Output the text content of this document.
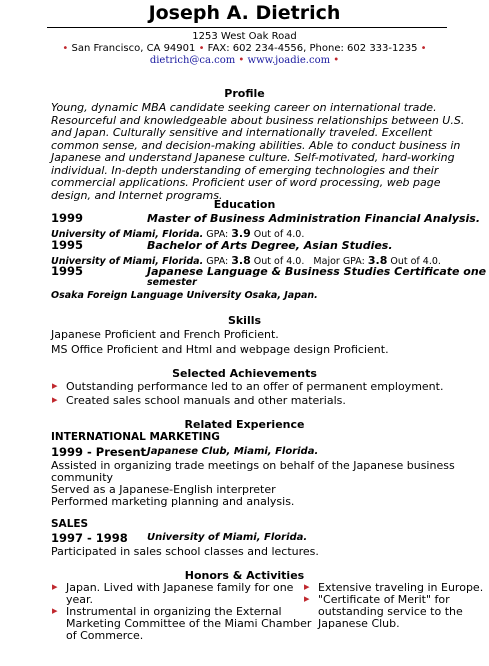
Joseph A. Dietrich
1253 West Oak Road
• San Francisco, CA 94901 • FAX: 602 234-4556, Phone: 602 333-1235 •
dietrich@ca.com • www.joadie.com •
Profile
Young, dynamic MBA candidate seeking career on international trade. Resourceful and knowledgeable about business relationships between U.S. and Japan. Culturally sensitive and internationally traveled. Excellent common sense, and decision-making abilities. Able to conduct business in Japanese and understand Japanese culture. Self-motivated, hard-working individual. In-depth understanding of emerging technologies and their commercial applications. Proficient user of word processing, web page design, and Internet programs.
Education
1999	Master of Business Administration Financial Analysis.
University of Miami, Florida. GPA: 3.9 Out of 4.0.
1995	Bachelor of Arts Degree, Asian Studies.
University of Miami, Florida. GPA: 3.8 Out of 4.0. Major GPA: 3.8 Out of 4.0.
1995	Japanese Language & Business Studies Certificate one
semester
Osaka Foreign Language University Osaka, Japan.
Skills
Japanese Proficient and French Proficient.
MS Office Proficient and Html and webpage design Proficient.
Selected Achievements
▸ Outstanding performance led to an offer of permanent employment.
▸ Created sales school manuals and other materials.
Related Experience
INTERNATIONAL MARKETING
1999 - Present Japanese Club, Miami, Florida.
Assisted in organizing trade meetings on behalf of the Japanese business
community
Served as a Japanese-English interpreter
Performed marketing planning and analysis.
SALES
1997 - 1998 University of Miami, Florida.
Participated in sales school classes and lectures.
Honors & Activities
▸ Japan. Lived with Japanese family for one
year.
▸ Instrumental in organizing the External
Marketing Committee of the Miami Chamber
of Commerce.
▸ Extensive traveling in Europe.
▸ "Certificate of Merit" for
outstanding service to the
Japanese Club.
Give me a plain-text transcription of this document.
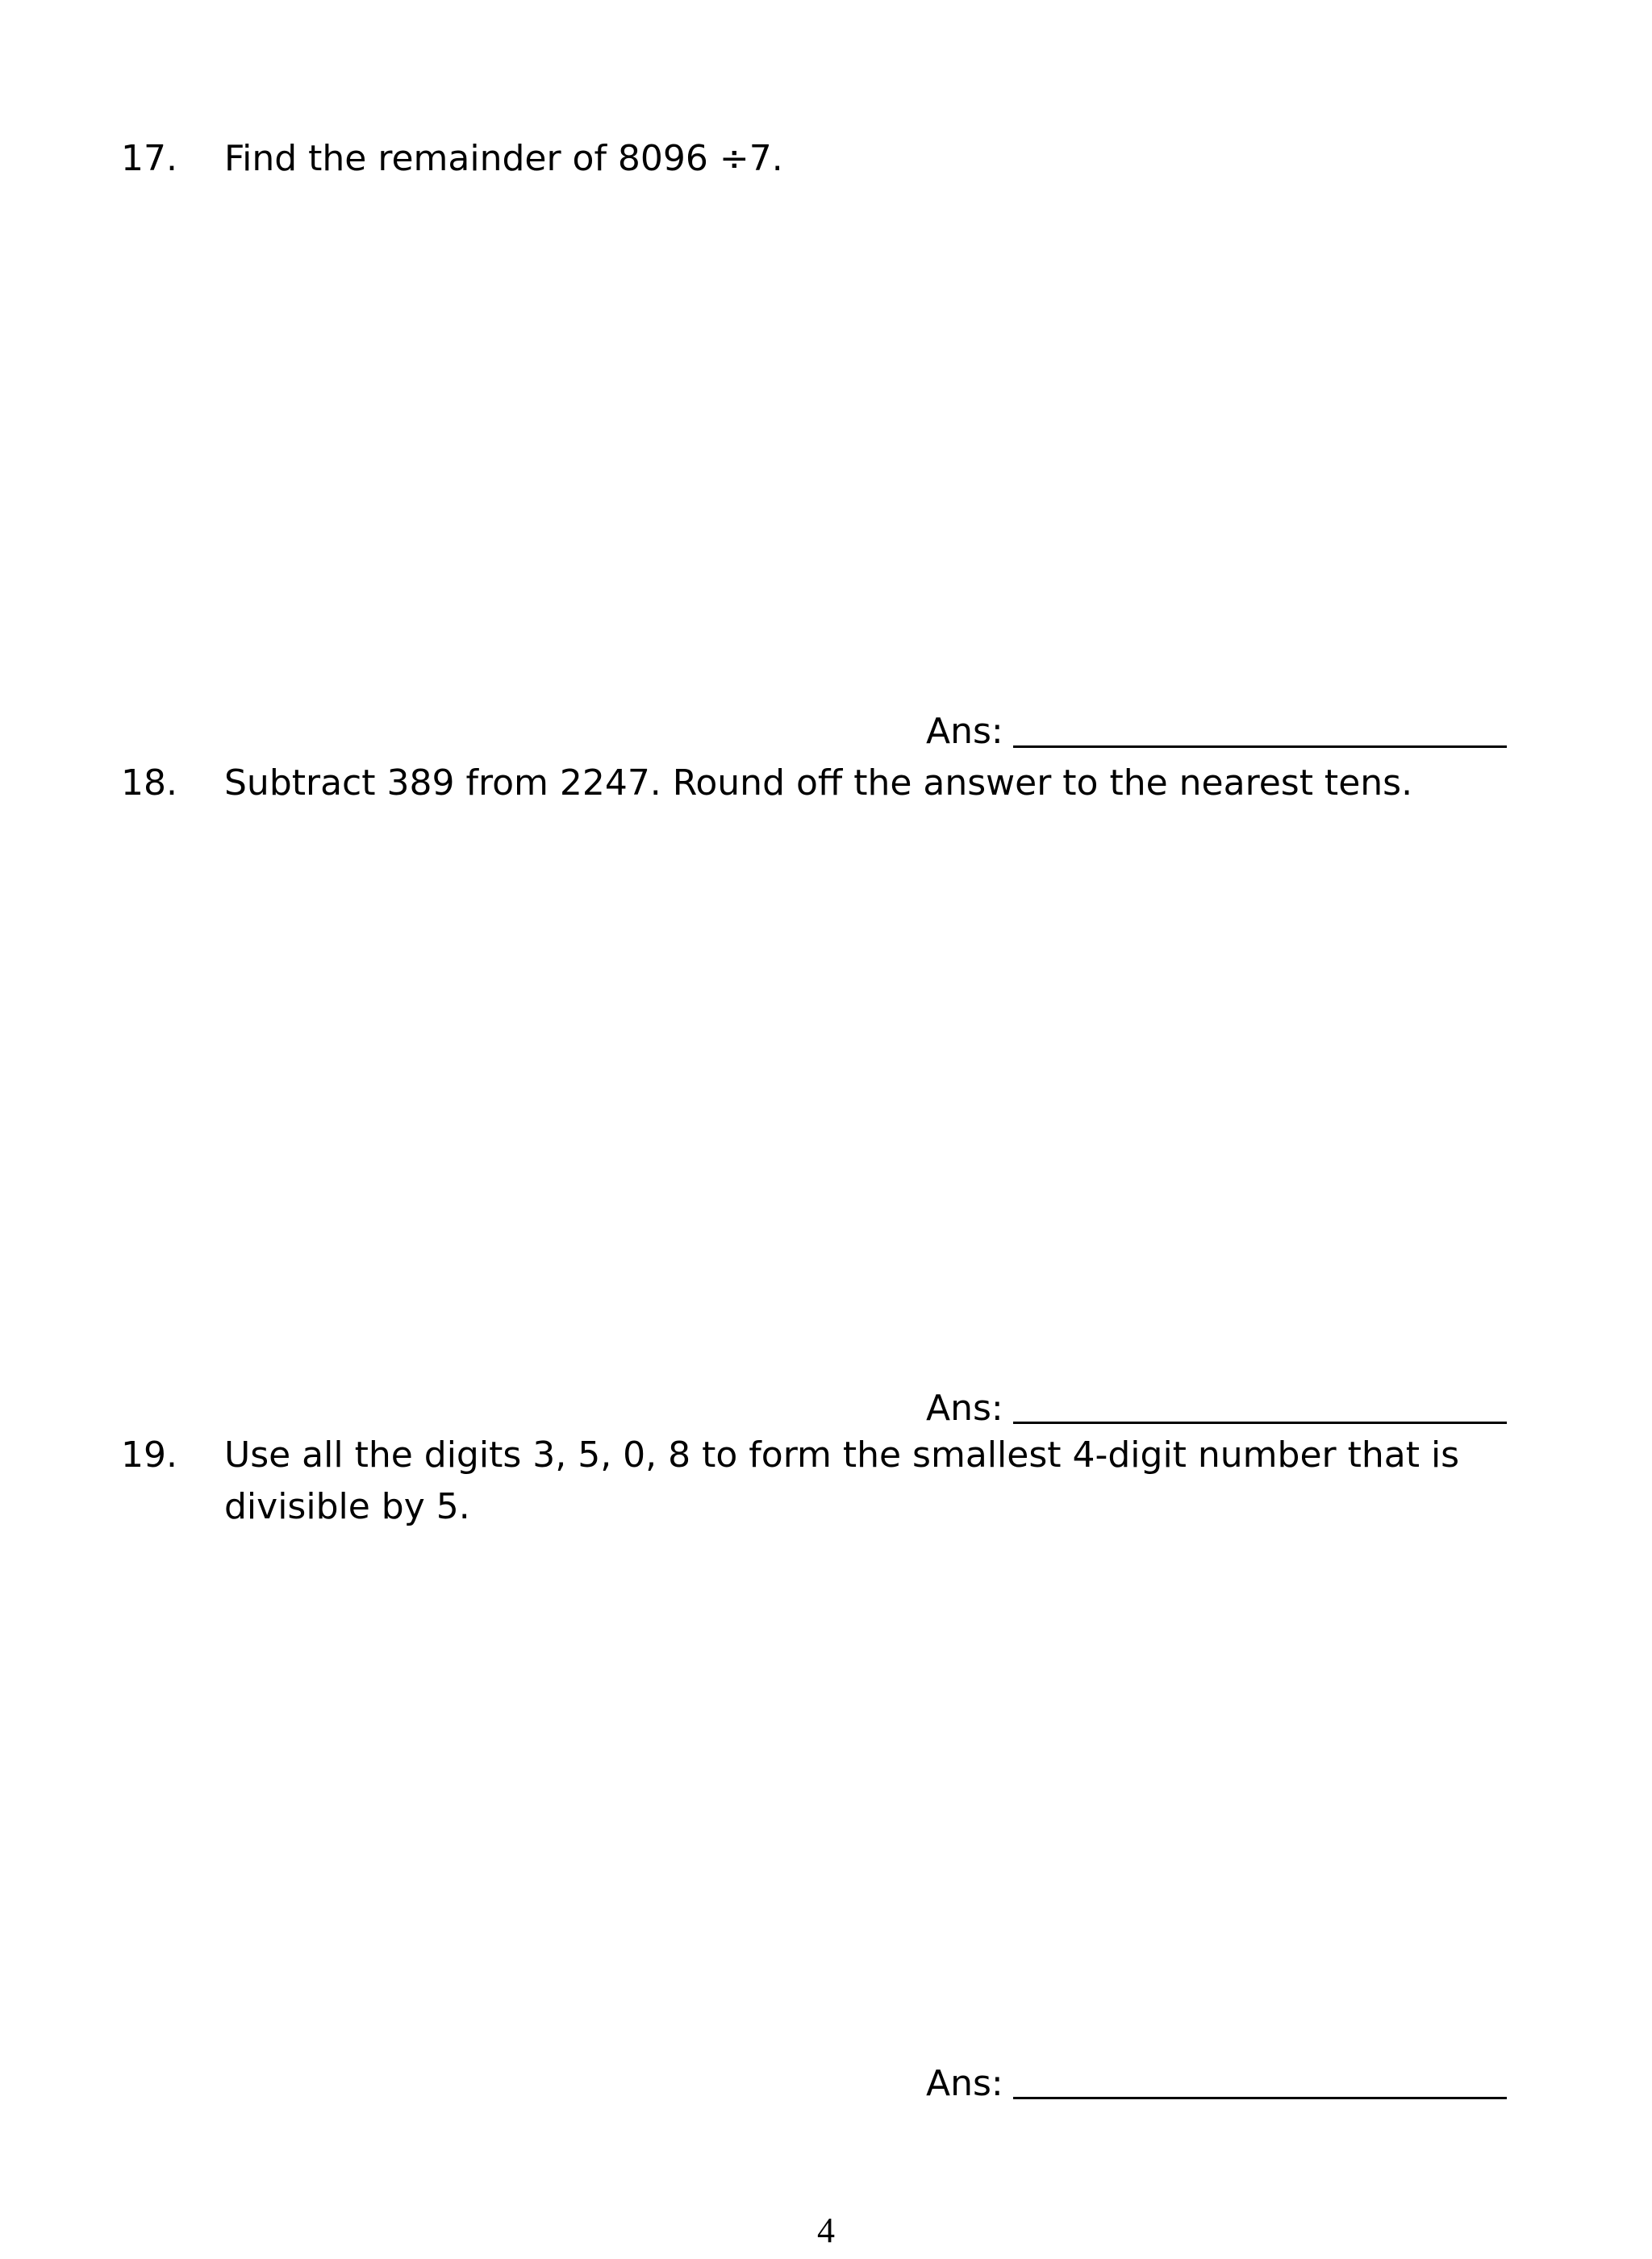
17. Find the remainder of 8096 ÷7.
Ans:
18. Subtract 389 from 2247. Round off the answer to the nearest tens.
Ans:
19. Use all the digits 3, 5, 0, 8 to form the smallest 4-digit number that is
divisible by 5.
Ans:
4
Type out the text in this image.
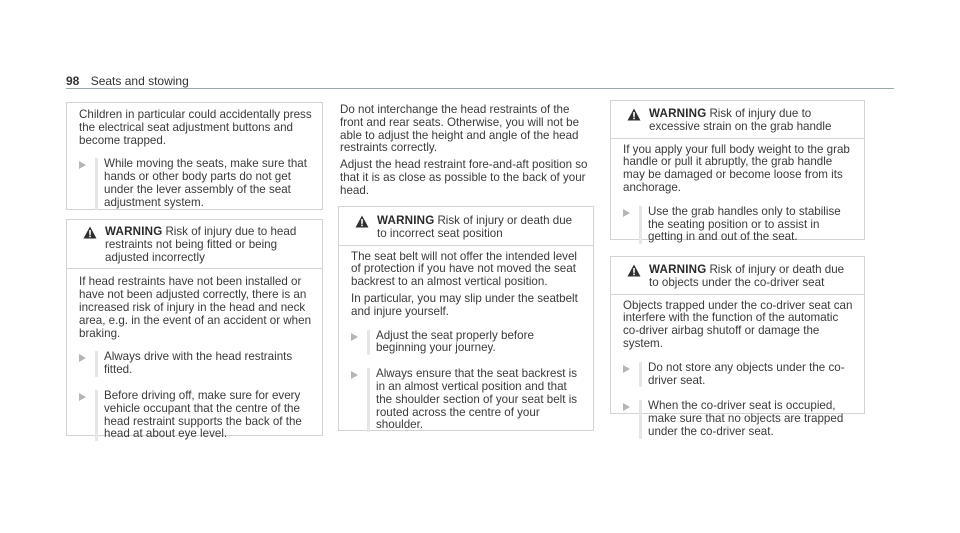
98 Seats and stowing

Children in particular could accidentally press the electrical seat adjustment buttons and become trapped.

While moving the seats, make sure that hands or other body parts do not get under the lever assembly of the seat adjustment system.
WARNING Risk of injury due to head restraints not being fitted or being adjusted incorrectly

If head restraints have not been installed or have not been adjusted correctly, there is an increased risk of injury in the head and neck area, e.g. in the event of an accident or when braking.

Always drive with the head restraints fitted.
Before driving off, make sure for every vehicle occupant that the centre of the head restraint supports the back of the head at about eye level.

Do not interchange the head restraints of the front and rear seats. Otherwise, you will not be able to adjust the height and angle of the head restraints correctly.

Adjust the head restraint fore-and-aft position so that it is as close as possible to the back of your head.

WARNING Risk of injury or death due to incorrect seat position

The seat belt will not offer the intended level of protection if you have not moved the seat backrest to an almost vertical position.

In particular, you may slip under the seatbelt and injure yourself.

Adjust the seat properly before beginning your journey.
Always ensure that the seat backrest is in an almost vertical position and that the shoulder section of your seat belt is routed across the centre of your shoulder.
WARNING Risk of injury due to excessive strain on the grab handle

If you apply your full body weight to the grab handle or pull it abruptly, the grab handle may be damaged or become loose from its anchorage.

Use the grab handles only to stabilise the seating position or to assist in getting in and out of the seat.
WARNING Risk of injury or death due to objects under the co-driver seat

Objects trapped under the co-driver seat can interfere with the function of the automatic co-driver airbag shutoff or damage the system.

Do not store any objects under the co-driver seat.
When the co-driver seat is occupied, make sure that no objects are trapped under the co-driver seat.
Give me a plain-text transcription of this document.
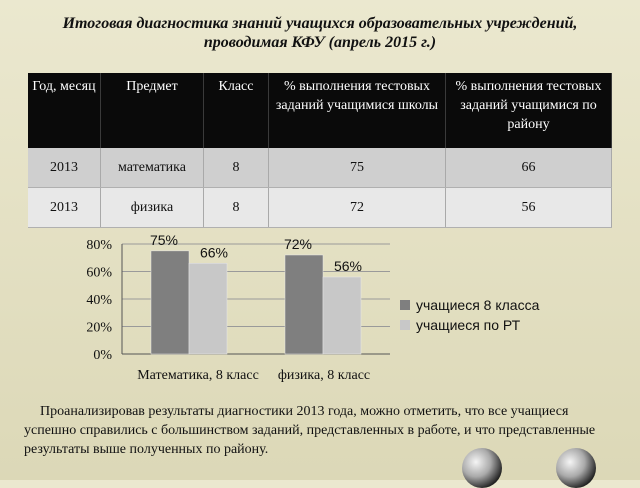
Итоговая диагностика знаний учащихся образовательных учреждений, проводимая КФУ (апрель 2015 г.)
Год, месяц	Предмет	Класс	% выполнения тестовых заданий учащимися школы	% выполнения тестовых заданий учащимися по району
2013	математика	8	75	66
2013	физика	8	72	56
0%
20%
40%
60%
80%	75%
66%
72%
56%
Математика, 8 класс	физика, 8 класс
учащиеся 8 класса
учащиеся по РТ
Проанализировав результаты диагностики 2013 года, можно отметить, что все учащиеся успешно справились с большинством заданий, представленных в работе, и что представленные результаты выше полученных по району.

**BRIEF:** Work out how many lines above contain the word "school". Give only the number.

**PROBLEM SOLUTION:** 2